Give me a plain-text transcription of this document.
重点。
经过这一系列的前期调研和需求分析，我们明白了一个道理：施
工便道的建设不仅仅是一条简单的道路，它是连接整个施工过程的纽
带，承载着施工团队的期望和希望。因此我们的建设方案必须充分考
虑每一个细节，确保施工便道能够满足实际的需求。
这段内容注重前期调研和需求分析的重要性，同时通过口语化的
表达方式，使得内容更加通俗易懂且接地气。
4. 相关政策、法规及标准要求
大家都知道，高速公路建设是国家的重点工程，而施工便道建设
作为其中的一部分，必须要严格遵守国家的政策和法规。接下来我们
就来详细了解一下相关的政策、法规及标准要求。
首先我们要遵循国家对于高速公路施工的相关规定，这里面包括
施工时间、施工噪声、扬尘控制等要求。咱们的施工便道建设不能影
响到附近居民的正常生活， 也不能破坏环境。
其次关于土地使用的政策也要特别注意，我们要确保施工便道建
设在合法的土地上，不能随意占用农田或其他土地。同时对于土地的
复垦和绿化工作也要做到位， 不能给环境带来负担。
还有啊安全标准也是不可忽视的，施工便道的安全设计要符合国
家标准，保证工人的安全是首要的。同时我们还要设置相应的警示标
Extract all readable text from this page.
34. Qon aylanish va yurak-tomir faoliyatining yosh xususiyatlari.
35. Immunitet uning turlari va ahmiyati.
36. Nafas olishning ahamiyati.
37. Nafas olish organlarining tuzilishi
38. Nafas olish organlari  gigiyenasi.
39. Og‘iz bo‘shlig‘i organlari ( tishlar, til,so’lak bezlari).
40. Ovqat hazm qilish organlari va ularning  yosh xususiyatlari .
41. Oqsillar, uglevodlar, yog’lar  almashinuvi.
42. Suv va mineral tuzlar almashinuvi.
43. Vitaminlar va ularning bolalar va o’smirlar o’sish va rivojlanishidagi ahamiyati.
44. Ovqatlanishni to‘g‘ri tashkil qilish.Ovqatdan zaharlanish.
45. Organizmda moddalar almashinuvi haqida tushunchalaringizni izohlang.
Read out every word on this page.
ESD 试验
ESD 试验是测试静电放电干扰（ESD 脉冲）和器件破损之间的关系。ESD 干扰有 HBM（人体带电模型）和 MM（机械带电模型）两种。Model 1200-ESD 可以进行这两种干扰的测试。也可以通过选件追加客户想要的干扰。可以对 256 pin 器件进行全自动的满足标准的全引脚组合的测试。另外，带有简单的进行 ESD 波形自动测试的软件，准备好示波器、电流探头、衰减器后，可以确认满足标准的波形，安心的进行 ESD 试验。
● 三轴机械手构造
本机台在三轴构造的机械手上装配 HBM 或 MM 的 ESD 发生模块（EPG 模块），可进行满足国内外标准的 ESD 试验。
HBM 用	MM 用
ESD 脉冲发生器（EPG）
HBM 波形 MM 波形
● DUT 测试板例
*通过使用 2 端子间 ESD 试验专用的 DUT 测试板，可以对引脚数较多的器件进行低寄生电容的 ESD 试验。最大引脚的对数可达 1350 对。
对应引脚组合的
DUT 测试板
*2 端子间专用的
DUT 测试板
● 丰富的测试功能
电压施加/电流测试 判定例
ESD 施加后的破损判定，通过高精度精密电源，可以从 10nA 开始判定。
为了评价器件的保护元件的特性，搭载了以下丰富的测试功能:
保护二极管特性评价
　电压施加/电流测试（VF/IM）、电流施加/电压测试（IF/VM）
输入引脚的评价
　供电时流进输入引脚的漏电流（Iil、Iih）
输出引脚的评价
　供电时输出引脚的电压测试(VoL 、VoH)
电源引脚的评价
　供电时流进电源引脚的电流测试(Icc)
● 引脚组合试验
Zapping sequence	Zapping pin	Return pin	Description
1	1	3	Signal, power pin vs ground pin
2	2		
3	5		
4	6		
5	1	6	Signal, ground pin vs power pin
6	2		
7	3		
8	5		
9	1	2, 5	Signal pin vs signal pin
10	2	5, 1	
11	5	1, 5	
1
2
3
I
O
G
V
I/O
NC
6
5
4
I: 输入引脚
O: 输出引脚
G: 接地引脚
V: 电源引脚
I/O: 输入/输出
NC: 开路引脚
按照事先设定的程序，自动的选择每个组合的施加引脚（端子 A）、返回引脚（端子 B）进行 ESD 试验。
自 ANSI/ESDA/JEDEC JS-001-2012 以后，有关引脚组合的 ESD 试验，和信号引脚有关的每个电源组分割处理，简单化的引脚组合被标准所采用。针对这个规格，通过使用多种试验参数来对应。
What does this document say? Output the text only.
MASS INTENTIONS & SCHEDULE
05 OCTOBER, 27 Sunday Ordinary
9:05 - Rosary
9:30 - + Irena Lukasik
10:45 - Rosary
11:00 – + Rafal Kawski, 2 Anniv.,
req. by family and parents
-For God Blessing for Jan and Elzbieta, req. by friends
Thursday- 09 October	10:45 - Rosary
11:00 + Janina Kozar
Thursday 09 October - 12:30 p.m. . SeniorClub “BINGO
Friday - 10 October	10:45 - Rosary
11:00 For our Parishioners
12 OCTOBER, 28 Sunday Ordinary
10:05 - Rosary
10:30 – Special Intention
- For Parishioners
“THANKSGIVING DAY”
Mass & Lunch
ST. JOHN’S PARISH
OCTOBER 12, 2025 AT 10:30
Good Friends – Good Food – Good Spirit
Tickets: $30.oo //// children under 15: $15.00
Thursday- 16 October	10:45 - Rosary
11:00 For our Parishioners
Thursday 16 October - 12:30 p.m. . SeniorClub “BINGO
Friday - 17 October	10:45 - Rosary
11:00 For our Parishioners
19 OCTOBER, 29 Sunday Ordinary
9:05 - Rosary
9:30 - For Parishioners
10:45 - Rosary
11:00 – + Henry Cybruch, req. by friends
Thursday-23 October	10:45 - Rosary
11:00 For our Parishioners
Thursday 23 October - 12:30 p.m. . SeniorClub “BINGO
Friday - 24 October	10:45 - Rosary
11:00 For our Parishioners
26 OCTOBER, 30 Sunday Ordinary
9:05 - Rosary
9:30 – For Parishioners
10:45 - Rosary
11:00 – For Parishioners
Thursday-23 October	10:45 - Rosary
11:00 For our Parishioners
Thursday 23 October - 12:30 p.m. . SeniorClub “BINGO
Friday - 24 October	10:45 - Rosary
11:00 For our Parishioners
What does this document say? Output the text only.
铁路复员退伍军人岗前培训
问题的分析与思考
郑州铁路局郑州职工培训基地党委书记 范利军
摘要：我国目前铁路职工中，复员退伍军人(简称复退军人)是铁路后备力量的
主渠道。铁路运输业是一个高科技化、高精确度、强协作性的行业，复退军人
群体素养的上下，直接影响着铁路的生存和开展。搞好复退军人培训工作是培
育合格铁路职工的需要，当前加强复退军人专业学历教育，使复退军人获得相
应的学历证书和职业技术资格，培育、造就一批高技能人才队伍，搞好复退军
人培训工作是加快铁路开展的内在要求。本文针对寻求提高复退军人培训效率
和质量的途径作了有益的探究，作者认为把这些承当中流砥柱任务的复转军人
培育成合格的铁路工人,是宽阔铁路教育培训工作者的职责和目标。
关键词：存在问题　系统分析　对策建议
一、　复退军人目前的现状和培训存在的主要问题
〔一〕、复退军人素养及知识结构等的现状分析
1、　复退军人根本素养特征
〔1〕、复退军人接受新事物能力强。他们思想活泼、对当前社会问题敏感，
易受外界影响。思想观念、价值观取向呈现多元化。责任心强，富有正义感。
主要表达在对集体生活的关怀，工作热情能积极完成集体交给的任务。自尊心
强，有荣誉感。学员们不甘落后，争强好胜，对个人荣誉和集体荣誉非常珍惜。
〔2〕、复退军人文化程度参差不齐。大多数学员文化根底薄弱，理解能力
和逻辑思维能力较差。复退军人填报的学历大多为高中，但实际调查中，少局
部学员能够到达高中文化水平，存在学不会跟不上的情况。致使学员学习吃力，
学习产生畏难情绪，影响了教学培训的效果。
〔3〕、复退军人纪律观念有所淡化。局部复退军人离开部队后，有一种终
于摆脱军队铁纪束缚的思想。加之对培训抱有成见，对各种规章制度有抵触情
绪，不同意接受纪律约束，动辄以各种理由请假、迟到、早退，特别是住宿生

What this task involves >> Pick out the lines that contain "text" and copy them.

Answer to this exercise >>
Give me a plain-text transcription of this document.
Extract all readable text from this page.
What does this document say? Output the text only.
What does this document say? Output the text only.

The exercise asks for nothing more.